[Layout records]
──────────

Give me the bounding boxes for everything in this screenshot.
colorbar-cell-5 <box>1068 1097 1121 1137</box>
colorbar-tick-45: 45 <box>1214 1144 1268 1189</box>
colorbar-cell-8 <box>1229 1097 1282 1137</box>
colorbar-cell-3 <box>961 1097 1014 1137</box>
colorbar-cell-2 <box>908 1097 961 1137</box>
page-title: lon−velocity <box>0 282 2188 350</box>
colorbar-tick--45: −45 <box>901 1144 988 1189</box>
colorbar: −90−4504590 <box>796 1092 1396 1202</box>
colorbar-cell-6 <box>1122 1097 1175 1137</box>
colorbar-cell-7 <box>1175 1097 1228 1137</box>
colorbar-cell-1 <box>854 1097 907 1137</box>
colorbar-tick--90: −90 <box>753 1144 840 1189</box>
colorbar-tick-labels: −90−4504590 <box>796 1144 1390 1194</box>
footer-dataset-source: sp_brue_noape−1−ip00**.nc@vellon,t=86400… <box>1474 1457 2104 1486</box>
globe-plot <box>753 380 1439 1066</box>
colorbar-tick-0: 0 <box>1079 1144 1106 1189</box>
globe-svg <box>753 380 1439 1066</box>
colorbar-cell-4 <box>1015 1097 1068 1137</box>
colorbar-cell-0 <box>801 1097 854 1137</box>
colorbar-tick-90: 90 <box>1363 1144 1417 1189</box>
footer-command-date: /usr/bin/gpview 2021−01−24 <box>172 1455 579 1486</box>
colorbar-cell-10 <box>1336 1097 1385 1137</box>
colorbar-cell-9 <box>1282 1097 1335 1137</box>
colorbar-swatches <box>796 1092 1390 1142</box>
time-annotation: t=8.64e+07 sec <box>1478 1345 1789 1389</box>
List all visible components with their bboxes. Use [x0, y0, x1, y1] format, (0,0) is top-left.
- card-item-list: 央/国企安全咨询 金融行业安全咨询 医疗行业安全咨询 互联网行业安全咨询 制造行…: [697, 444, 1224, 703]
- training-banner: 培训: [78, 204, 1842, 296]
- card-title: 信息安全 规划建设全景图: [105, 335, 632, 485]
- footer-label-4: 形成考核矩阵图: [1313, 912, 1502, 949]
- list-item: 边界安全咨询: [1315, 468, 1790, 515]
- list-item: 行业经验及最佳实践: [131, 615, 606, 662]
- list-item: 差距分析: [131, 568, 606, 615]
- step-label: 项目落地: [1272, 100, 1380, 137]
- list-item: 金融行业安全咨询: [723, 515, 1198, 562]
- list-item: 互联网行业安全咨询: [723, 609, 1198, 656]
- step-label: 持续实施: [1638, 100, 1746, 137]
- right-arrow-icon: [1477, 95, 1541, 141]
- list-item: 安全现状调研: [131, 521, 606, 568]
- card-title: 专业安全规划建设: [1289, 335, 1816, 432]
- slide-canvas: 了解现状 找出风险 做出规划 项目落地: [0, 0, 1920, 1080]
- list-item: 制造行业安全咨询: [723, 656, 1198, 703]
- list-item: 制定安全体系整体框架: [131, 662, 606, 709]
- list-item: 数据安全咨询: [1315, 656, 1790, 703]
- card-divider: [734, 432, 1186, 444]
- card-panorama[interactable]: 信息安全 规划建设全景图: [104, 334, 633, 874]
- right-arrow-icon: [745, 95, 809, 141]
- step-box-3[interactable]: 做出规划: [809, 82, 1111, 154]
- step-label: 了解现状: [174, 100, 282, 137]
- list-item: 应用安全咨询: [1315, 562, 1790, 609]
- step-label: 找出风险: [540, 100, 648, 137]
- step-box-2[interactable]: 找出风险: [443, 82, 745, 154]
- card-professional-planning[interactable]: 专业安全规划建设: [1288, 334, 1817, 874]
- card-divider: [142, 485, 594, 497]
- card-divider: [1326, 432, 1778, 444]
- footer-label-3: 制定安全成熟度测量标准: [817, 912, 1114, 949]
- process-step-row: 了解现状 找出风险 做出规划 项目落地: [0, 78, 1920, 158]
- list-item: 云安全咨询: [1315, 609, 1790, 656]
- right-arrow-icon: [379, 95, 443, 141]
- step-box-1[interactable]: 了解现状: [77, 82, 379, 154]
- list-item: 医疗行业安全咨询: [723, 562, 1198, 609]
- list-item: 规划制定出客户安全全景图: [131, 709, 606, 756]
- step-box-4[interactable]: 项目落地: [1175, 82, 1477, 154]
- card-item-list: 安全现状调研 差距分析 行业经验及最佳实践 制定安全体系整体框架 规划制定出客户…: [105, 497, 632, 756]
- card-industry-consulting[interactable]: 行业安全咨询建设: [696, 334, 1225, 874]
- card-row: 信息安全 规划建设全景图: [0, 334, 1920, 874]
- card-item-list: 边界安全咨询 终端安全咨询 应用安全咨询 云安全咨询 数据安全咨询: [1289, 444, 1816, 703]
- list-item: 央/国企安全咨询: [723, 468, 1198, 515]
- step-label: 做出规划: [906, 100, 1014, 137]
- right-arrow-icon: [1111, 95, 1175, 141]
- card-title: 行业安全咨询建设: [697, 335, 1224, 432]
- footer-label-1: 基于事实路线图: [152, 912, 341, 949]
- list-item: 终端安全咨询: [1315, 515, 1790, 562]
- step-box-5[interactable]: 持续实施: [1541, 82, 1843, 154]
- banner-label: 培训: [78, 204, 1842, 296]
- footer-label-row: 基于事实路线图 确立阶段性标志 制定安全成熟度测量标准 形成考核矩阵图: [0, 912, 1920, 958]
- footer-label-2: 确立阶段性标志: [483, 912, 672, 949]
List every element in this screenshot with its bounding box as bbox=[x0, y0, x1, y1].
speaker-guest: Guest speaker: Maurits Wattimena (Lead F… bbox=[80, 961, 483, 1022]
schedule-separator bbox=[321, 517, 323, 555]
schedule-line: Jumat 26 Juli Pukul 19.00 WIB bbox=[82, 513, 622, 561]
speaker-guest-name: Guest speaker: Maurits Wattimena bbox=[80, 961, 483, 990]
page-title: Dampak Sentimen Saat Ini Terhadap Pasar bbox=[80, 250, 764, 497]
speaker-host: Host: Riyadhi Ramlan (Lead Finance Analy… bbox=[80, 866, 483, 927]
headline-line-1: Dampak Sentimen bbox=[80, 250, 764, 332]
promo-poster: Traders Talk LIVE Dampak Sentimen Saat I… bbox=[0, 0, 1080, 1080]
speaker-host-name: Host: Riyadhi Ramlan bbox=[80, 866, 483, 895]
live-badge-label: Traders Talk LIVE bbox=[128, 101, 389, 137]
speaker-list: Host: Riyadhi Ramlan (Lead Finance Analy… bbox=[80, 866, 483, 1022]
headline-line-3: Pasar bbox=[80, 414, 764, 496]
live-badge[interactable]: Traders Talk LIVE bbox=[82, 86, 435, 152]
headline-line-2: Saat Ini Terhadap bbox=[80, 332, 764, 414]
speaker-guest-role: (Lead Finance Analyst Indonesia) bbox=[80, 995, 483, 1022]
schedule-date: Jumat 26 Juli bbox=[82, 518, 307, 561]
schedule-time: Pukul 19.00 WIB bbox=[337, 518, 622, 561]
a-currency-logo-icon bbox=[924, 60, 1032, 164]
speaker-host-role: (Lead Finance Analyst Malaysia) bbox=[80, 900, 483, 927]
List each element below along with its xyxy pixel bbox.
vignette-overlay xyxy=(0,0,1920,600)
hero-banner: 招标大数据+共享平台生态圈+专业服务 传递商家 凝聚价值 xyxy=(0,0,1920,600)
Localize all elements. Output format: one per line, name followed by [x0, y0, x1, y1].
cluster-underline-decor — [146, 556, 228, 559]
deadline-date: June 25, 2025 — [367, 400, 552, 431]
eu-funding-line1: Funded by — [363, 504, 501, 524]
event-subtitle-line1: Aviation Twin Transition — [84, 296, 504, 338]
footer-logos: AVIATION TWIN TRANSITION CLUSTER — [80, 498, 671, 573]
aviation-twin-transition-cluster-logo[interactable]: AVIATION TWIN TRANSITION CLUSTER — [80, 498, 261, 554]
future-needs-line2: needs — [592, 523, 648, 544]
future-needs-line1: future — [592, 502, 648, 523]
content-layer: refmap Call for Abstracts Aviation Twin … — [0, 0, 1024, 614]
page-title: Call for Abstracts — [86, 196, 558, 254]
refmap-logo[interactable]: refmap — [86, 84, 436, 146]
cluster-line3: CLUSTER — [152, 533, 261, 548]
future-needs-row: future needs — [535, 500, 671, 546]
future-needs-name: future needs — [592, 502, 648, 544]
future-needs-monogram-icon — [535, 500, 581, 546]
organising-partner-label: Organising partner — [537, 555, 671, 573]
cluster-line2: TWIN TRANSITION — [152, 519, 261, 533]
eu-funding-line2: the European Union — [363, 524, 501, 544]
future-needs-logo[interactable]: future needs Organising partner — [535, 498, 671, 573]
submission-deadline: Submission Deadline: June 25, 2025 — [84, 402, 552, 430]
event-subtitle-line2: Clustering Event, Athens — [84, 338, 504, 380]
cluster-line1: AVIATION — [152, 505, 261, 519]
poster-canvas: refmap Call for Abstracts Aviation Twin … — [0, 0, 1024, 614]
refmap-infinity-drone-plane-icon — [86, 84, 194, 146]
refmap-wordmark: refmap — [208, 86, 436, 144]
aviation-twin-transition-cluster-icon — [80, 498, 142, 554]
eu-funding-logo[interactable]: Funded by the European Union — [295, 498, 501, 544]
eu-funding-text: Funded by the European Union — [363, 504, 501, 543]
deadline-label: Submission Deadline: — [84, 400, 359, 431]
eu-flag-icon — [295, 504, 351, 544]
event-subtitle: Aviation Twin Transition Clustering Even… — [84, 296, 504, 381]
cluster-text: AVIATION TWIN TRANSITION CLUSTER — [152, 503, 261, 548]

──────────

Work instructions: Update the records from the start down through the line containing "colorbar-cell-2 <box>908 1097 961 1137</box>", changing "colorbar-cell" to "legend-cell" and keeping every other part of those lines the same.

Complete answer:
Give me the bounding boxes for everything in this screenshot.
legend-cell-5 <box>1068 1097 1121 1137</box>
colorbar-tick-45: 45 <box>1214 1144 1268 1189</box>
legend-cell-8 <box>1229 1097 1282 1137</box>
legend-cell-3 <box>961 1097 1014 1137</box>
legend-cell-2 <box>908 1097 961 1137</box>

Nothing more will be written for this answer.